-- SOURCE DATA --
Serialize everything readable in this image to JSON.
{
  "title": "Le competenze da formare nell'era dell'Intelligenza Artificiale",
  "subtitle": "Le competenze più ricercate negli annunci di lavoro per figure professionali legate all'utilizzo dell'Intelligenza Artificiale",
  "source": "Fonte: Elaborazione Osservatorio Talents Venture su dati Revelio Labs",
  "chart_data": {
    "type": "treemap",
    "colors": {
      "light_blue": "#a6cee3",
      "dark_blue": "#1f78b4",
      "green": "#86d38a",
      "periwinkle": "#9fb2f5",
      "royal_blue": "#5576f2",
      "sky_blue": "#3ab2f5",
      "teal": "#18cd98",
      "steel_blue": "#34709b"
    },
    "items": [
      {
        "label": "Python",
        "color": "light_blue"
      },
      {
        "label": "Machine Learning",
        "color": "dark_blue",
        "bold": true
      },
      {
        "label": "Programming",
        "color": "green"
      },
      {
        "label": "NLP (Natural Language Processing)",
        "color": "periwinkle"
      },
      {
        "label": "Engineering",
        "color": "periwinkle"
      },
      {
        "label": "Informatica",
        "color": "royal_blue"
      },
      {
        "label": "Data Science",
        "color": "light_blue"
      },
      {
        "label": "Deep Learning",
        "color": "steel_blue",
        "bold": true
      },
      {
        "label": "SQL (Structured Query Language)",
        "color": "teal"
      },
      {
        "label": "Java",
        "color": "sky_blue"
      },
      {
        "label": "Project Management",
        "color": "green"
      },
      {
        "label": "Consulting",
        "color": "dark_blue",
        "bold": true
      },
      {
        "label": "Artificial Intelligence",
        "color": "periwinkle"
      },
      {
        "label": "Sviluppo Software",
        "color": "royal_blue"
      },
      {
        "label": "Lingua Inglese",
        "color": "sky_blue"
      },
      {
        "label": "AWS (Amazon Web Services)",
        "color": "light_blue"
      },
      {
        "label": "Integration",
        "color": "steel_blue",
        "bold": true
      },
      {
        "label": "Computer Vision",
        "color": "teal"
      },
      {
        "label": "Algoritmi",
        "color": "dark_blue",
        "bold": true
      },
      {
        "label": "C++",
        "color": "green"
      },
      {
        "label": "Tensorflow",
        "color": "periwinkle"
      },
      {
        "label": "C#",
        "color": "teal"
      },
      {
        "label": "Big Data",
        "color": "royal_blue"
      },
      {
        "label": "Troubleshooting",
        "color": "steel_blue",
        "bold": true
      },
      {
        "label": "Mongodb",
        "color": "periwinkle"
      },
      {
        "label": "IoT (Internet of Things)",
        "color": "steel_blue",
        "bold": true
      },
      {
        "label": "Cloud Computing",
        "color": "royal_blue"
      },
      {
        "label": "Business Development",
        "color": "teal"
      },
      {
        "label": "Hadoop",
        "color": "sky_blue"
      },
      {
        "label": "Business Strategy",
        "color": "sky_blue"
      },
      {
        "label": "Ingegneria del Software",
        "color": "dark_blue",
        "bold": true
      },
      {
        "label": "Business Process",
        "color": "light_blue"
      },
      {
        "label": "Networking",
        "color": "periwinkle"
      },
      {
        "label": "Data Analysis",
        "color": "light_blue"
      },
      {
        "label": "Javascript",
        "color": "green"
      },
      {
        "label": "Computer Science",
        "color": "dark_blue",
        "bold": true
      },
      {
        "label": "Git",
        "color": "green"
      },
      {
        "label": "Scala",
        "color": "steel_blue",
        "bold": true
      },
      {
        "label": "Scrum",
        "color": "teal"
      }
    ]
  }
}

-- INSTRUCTIONS TO FOLLOW --
Copy every line from the entries that contains the word "competenze".

-- THE SOLUTION --
  "title": "Le competenze da formare nell'era dell'Intelligenza Artificiale",
  "subtitle": "Le competenze più ricercate negli annunci di lavoro per figure professionali legate all'utilizzo dell'Intelligenza Artificiale",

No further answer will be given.